Instructions:
a. From the workplace passage, reproduce word for word the part that opens with the words containing "Only cities make" and closes with "and healthy snacks.".
b. In the workplace passage, name every kind of place whose aspects employees wanted their workplaces to combine.
**** Document segment ****
Also, many firms maintain strong ties with universities, and some projects involve frequent dealings with government authorities. It is good to be near clients, public or private. And, to attract and retain talented personnel, firms must be within easy reach of their employees.
Only cities make all these things possible.
2. The nature of our workforce
With employees demanding workplaces that combined aspects of home, gym, game arcade, rec center, café, and daycare center, Silicon Valley offices emerged with ample recreational outlets, informal collaboration spaces, facilities for kids and pets, all of them loaded with diversions and healthy snacks.
These data-driven corporations also led in adopting policies designed to balance work with the rest of life. They tapped into a genuine current: People seeking a better quality of life both at work and at home, and greater flexibility in daily routines. Some variation of these features is present in workplaces all over the country today.
But a private survey I made three years ago of employees in the San Francisco headquarters of a well-known software giant revealed that many craved private offices with doors they could close, workspaces that were theirs alone, and fewer diversions.
**** Available data ****
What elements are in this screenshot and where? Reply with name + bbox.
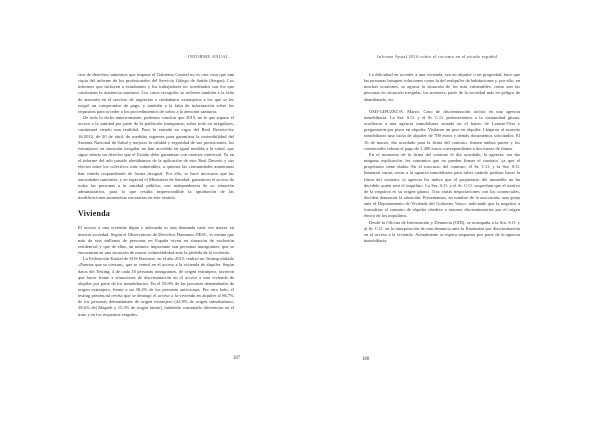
****
Task responses:
a.
Only cities make all these things possible.
2. The nature of our workforce
With employees demanding workplaces that combined aspects of home, gym, game arcade, rec center, café, and daycare center, Silicon Valley offices emerged with ample recreational outlets, informal collaboration spaces, facilities for kids and pets, all of them loaded with diversions and healthy snacks.

b.
- Home
- Gym
- Game arcade
- Rec center
- Café
- Daycare center